## What to work on:
Reproduce the following material exactly, including every line.

╭─ Exercise material

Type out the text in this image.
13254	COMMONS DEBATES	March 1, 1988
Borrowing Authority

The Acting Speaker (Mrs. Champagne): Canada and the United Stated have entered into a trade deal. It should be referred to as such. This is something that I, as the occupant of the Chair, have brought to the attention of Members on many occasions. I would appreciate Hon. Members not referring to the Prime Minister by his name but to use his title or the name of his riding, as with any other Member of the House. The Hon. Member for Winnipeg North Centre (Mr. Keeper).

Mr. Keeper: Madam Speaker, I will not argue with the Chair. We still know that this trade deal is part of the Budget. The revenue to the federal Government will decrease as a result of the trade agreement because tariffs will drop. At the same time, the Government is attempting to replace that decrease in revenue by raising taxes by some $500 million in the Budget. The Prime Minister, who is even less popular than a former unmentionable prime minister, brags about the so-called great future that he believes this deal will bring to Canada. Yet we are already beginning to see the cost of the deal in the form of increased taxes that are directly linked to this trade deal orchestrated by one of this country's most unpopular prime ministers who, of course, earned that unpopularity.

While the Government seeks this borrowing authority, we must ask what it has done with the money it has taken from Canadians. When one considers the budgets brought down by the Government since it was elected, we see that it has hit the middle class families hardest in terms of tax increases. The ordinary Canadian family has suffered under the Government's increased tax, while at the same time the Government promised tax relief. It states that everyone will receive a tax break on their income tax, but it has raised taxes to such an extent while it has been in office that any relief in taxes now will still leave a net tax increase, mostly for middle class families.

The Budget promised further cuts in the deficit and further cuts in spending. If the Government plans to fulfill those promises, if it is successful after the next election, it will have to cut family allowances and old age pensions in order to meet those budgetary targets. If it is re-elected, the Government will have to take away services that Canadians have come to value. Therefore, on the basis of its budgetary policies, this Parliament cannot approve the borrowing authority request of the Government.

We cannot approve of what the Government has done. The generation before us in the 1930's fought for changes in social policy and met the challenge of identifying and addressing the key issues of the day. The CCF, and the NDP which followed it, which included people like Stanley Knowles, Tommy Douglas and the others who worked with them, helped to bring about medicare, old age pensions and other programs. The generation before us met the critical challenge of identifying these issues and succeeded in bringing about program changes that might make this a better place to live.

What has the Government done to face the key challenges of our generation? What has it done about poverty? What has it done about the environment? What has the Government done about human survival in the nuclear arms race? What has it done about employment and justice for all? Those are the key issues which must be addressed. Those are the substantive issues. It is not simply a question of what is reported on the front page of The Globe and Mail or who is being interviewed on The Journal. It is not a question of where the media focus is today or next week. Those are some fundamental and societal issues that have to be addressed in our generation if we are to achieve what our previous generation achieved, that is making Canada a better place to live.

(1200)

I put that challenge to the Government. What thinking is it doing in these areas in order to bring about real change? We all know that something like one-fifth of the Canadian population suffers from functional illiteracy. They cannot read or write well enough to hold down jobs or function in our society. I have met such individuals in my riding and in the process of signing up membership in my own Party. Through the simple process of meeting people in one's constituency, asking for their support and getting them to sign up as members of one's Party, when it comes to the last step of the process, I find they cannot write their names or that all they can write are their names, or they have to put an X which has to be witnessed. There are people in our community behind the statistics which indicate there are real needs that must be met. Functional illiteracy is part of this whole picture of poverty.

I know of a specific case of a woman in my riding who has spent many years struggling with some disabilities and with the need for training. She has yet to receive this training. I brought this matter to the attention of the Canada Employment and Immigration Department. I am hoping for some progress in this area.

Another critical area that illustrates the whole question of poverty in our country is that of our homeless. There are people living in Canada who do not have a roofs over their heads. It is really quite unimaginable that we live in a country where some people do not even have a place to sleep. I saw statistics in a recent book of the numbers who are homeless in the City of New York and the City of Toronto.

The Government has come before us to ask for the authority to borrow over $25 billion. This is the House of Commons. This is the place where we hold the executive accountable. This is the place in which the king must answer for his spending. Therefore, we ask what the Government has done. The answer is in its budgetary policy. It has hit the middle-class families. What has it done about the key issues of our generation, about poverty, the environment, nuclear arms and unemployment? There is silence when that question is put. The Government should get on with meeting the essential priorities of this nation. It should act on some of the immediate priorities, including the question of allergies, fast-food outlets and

╰─

## Exercise output:
Type out the text in this image.
13254	COMMONS DEBATES	March 1, 1988
Borrowing Authority

The Acting Speaker (Mrs. Champagne): Canada and the United Stated have entered into a trade deal. It should be referred to as such. This is something that I, as the occupant of the Chair, have brought to the attention of Members on many occasions. I would appreciate Hon. Members not referring to the Prime Minister by his name but to use his title or the name of his riding, as with any other Member of the House. The Hon. Member for Winnipeg North Centre (Mr. Keeper).

Mr. Keeper: Madam Speaker, I will not argue with the Chair. We still know that this trade deal is part of the Budget. The revenue to the federal Government will decrease as a result of the trade agreement because tariffs will drop. At the same time, the Government is attempting to replace that decrease in revenue by raising taxes by some $500 million in the Budget. The Prime Minister, who is even less popular than a former unmentionable prime minister, brags about the so-called great future that he believes this deal will bring to Canada. Yet we are already beginning to see the cost of the deal in the form of increased taxes that are directly linked to this trade deal orchestrated by one of this country's most unpopular prime ministers who, of course, earned that unpopularity.

While the Government seeks this borrowing authority, we must ask what it has done with the money it has taken from Canadians. When one considers the budgets brought down by the Government since it was elected, we see that it has hit the middle class families hardest in terms of tax increases. The ordinary Canadian family has suffered under the Government's increased tax, while at the same time the Government promised tax relief. It states that everyone will receive a tax break on their income tax, but it has raised taxes to such an extent while it has been in office that any relief in taxes now will still leave a net tax increase, mostly for middle class families.

The Budget promised further cuts in the deficit and further cuts in spending. If the Government plans to fulfill those promises, if it is successful after the next election, it will have to cut family allowances and old age pensions in order to meet those budgetary targets. If it is re-elected, the Government will have to take away services that Canadians have come to value. Therefore, on the basis of its budgetary policies, this Parliament cannot approve the borrowing authority request of the Government.

We cannot approve of what the Government has done. The generation before us in the 1930's fought for changes in social policy and met the challenge of identifying and addressing the key issues of the day. The CCF, and the NDP which followed it, which included people like Stanley Knowles, Tommy Douglas and the others who worked with them, helped to bring about medicare, old age pensions and other programs. The generation before us met the critical challenge of identifying these issues and succeeded in bringing about program changes that might make this a better place to live.

What has the Government done to face the key challenges of our generation? What has it done about poverty? What has it done about the environment? What has the Government done about human survival in the nuclear arms race? What has it done about employment and justice for all? Those are the key issues which must be addressed. Those are the substantive issues. It is not simply a question of what is reported on the front page of The Globe and Mail or who is being interviewed on The Journal. It is not a question of where the media focus is today or next week. Those are some fundamental and societal issues that have to be addressed in our generation if we are to achieve what our previous generation achieved, that is making Canada a better place to live.

(1200)

I put that challenge to the Government. What thinking is it doing in these areas in order to bring about real change? We all know that something like one-fifth of the Canadian population suffers from functional illiteracy. They cannot read or write well enough to hold down jobs or function in our society. I have met such individuals in my riding and in the process of signing up membership in my own Party. Through the simple process of meeting people in one's constituency, asking for their support and getting them to sign up as members of one's Party, when it comes to the last step of the process, I find they cannot write their names or that all they can write are their names, or they have to put an X which has to be witnessed. There are people in our community behind the statistics which indicate there are real needs that must be met. Functional illiteracy is part of this whole picture of poverty.

I know of a specific case of a woman in my riding who has spent many years struggling with some disabilities and with the need for training. She has yet to receive this training. I brought this matter to the attention of the Canada Employment and Immigration Department. I am hoping for some progress in this area.

Another critical area that illustrates the whole question of poverty in our country is that of our homeless. There are people living in Canada who do not have a roofs over their heads. It is really quite unimaginable that we live in a country where some people do not even have a place to sleep. I saw statistics in a recent book of the numbers who are homeless in the City of New York and the City of Toronto.

The Government has come before us to ask for the authority to borrow over $25 billion. This is the House of Commons. This is the place where we hold the executive accountable. This is the place in which the king must answer for his spending. Therefore, we ask what the Government has done. The answer is in its budgetary policy. It has hit the middle-class families. What has it done about the key issues of our generation, about poverty, the environment, nuclear arms and unemployment? There is silence when that question is put. The Government should get on with meeting the essential priorities of this nation. It should act on some of the immediate priorities, including the question of allergies, fast-food outlets and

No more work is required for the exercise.